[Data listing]
━━━━━━━━━━
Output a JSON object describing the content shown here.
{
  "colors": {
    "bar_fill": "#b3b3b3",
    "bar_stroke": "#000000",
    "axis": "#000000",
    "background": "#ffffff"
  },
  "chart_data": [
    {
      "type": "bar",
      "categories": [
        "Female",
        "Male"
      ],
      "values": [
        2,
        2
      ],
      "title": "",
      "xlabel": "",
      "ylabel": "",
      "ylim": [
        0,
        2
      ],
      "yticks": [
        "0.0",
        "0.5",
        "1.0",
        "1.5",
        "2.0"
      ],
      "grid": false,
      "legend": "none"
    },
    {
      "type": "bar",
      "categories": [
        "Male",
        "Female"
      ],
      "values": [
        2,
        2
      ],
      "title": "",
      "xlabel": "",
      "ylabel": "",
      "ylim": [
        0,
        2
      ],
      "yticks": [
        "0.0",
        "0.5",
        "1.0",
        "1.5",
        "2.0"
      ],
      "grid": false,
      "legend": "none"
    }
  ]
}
━━━━━━━━━━
## SHORT PROBLEM
Above are the records; retype them all without a single difference.

## RESULT OF THE EXERCISE
Output a JSON object describing the content shown here.
{
  "colors": {
    "bar_fill": "#b3b3b3",
    "bar_stroke": "#000000",
    "axis": "#000000",
    "background": "#ffffff"
  },
  "chart_data": [
    {
      "type": "bar",
      "categories": [
        "Female",
        "Male"
      ],
      "values": [
        2,
        2
      ],
      "title": "",
      "xlabel": "",
      "ylabel": "",
      "ylim": [
        0,
        2
      ],
      "yticks": [
        "0.0",
        "0.5",
        "1.0",
        "1.5",
        "2.0"
      ],
      "grid": false,
      "legend": "none"
    },
    {
      "type": "bar",
      "categories": [
        "Male",
        "Female"
      ],
      "values": [
        2,
        2
      ],
      "title": "",
      "xlabel": "",
      "ylabel": "",
      "ylim": [
        0,
        2
      ],
      "yticks": [
        "0.0",
        "0.5",
        "1.0",
        "1.5",
        "2.0"
      ],
      "grid": false,
      "legend": "none"
    }
  ]
}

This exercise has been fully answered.